**Exercise requirements:**
A – Could you rewrite the stretch of the forum post about choosing a DAW from "The reason I" through "on which DAW.", swapping "drummer" for "percussionist"?
B – Can you extend the forum post about choosing a DAW for quantizing audio, picking up right after its last sentence?

**Extract:**

::::::::::

CW Sonar X1 Studio vs. Reason or Cubase to quantize wave audio "Audio Snap" + V-Vocal

chris2002rock

New member
CW Sonar X1 Studio vs. Reason or Cubase to quantize wave audio "Audio Snap" + V-Vocal

I use several audio interfaces and generally record 1 at a time. I am trying to get family hooked on adding vocals to my tracks, so I might get a 4 or 8 input audio interface, but what I need right now is a DAW that can perform "audio snap" and I wold like V-Vocal to help get the vocals where they need to be. My thought is that using V-Vocal will be good as a tool to rehearse and try to match the corrected versions. If nothing else, it makes people feel comfortable that one way or another, their work will be worth performing.

The reason I want Audio Snap is to have the ability to use drum patterns to match my guitar riffs. Either that or I need to manually cut and past the drum beats. I have played guitar for 30+ years and I am used to a drummer laying down the beats for my complex riffs. I suck. The only other choice is to get an Alesis Perpad or similar drum pad and match the beats myself that way. Even then, I'm not the best at figuring out drums for my riffs. Practice will help, but really I want to get feedback on which DAW.

::::::::::

**Recorded data:**
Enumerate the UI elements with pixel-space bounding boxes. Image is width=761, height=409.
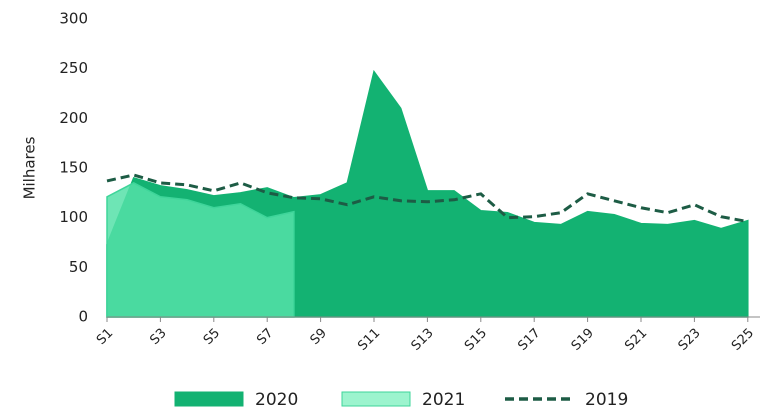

::::::::::

**Responses by task:**
A –
The reason I want Audio Snap is to have the ability to use drum patterns to match my guitar riffs. Either that or I need to manually cut and past the drum beats. I have played guitar for 30+ years and I am used to a percussionist laying down the beats for my complex riffs. I suck. The only other choice is to get an Alesis Perpad or similar drum pad and match the beats myself that way. Even then, I'm not the best at figuring out drums for my riffs. Practice will help, but really I want to get feedback on which DAW.

B –
I already own Cakewalk Guitar Tracks Pro 4, which includes a nice palette of soft instruments in Studio Instruments, bass guitar, electric piano, strings and a nice drum kit. I use an Alesis QX49, which is decent but I'd like a keyboard with after touch, but one thing at a time.

So in summary, I really need those tools: Audio snap, or something like it, pitch correction for vocals and some nice organic soft instruments and finally if I have no luck with changing beats in the DAW, I would like a suggestion for MIDI drums, what input device can someone suggest? My KB has pads on it, but I would like to have a pedal for bass drum, and perhaps pads I can use sticks on, not as sure about that.

Do all MIDI pedals work the same?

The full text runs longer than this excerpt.